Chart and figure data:
────────────────────

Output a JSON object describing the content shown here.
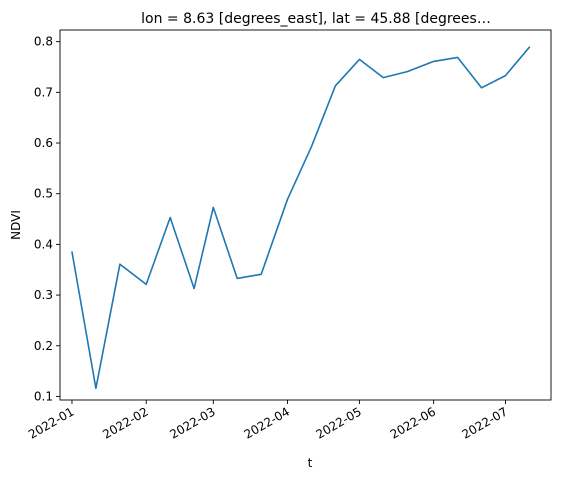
{
  "chart_data": {
    "type": "line",
    "title": "lon = 8.63 [degrees_east], lat = 45.88 [degrees…",
    "xlabel": "t",
    "ylabel": "NDVI",
    "x_axis_type": "date",
    "xlim": [
      "2021-12-27",
      "2022-07-20"
    ],
    "ylim": [
      0.093,
      0.823
    ],
    "grid": false,
    "legend": false,
    "x_ticks": [
      {
        "value": "2022-01-01",
        "label": "2022-01"
      },
      {
        "value": "2022-02-01",
        "label": "2022-02"
      },
      {
        "value": "2022-03-01",
        "label": "2022-03"
      },
      {
        "value": "2022-04-01",
        "label": "2022-04"
      },
      {
        "value": "2022-05-01",
        "label": "2022-05"
      },
      {
        "value": "2022-06-01",
        "label": "2022-06"
      },
      {
        "value": "2022-07-01",
        "label": "2022-07"
      }
    ],
    "y_ticks": [
      {
        "value": 0.1,
        "label": "0.1"
      },
      {
        "value": 0.2,
        "label": "0.2"
      },
      {
        "value": 0.3,
        "label": "0.3"
      },
      {
        "value": 0.4,
        "label": "0.4"
      },
      {
        "value": 0.5,
        "label": "0.5"
      },
      {
        "value": 0.6,
        "label": "0.6"
      },
      {
        "value": 0.7,
        "label": "0.7"
      },
      {
        "value": 0.8,
        "label": "0.8"
      }
    ],
    "series": [
      {
        "color": "#1f77b4",
        "x": [
          "2022-01-01",
          "2022-01-11",
          "2022-01-21",
          "2022-02-01",
          "2022-02-11",
          "2022-02-21",
          "2022-03-01",
          "2022-03-11",
          "2022-03-21",
          "2022-04-01",
          "2022-04-11",
          "2022-04-21",
          "2022-05-01",
          "2022-05-11",
          "2022-05-21",
          "2022-06-01",
          "2022-06-11",
          "2022-06-21",
          "2022-07-01",
          "2022-07-11"
        ],
        "y": [
          0.385,
          0.116,
          0.361,
          0.321,
          0.453,
          0.313,
          0.473,
          0.333,
          0.341,
          0.489,
          0.593,
          0.713,
          0.765,
          0.729,
          0.741,
          0.761,
          0.769,
          0.709,
          0.733,
          0.789
        ]
      }
    ]
  }
}
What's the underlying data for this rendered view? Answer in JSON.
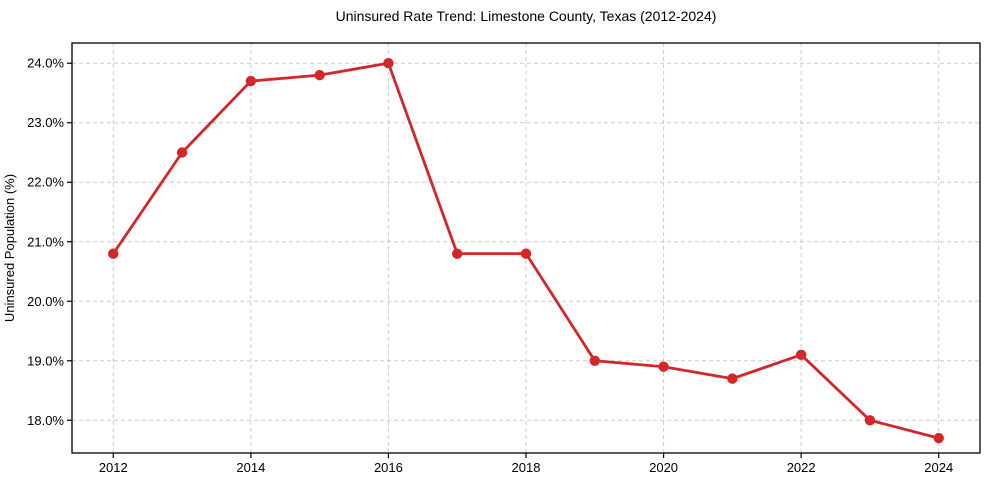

────────────────────

## Do this:
Restate the data above word for word. Do not include the images.

## Task answer:
Output a JSON object describing the content shown here.
{
  "chart_data": {
    "type": "line",
    "title": "lon = 8.63 [degrees_east], lat = 45.88 [degrees…",
    "xlabel": "t",
    "ylabel": "NDVI",
    "x_axis_type": "date",
    "xlim": [
      "2021-12-27",
      "2022-07-20"
    ],
    "ylim": [
      0.093,
      0.823
    ],
    "grid": false,
    "legend": false,
    "x_ticks": [
      {
        "value": "2022-01-01",
        "label": "2022-01"
      },
      {
        "value": "2022-02-01",
        "label": "2022-02"
      },
      {
        "value": "2022-03-01",
        "label": "2022-03"
      },
      {
        "value": "2022-04-01",
        "label": "2022-04"
      },
      {
        "value": "2022-05-01",
        "label": "2022-05"
      },
      {
        "value": "2022-06-01",
        "label": "2022-06"
      },
      {
        "value": "2022-07-01",
        "label": "2022-07"
      }
    ],
    "y_ticks": [
      {
        "value": 0.1,
        "label": "0.1"
      },
      {
        "value": 0.2,
        "label": "0.2"
      },
      {
        "value": 0.3,
        "label": "0.3"
      },
      {
        "value": 0.4,
        "label": "0.4"
      },
      {
        "value": 0.5,
        "label": "0.5"
      },
      {
        "value": 0.6,
        "label": "0.6"
      },
      {
        "value": 0.7,
        "label": "0.7"
      },
      {
        "value": 0.8,
        "label": "0.8"
      }
    ],
    "series": [
      {
        "color": "#1f77b4",
        "x": [
          "2022-01-01",
          "2022-01-11",
          "2022-01-21",
          "2022-02-01",
          "2022-02-11",
          "2022-02-21",
          "2022-03-01",
          "2022-03-11",
          "2022-03-21",
          "2022-04-01",
          "2022-04-11",
          "2022-04-21",
          "2022-05-01",
          "2022-05-11",
          "2022-05-21",
          "2022-06-01",
          "2022-06-11",
          "2022-06-21",
          "2022-07-01",
          "2022-07-11"
        ],
        "y": [
          0.385,
          0.116,
          0.361,
          0.321,
          0.453,
          0.313,
          0.473,
          0.333,
          0.341,
          0.489,
          0.593,
          0.713,
          0.765,
          0.729,
          0.741,
          0.761,
          0.769,
          0.709,
          0.733,
          0.789
        ]
      }
    ]
  }
}
What's the underlying data for this rendered view? Answer in JSON.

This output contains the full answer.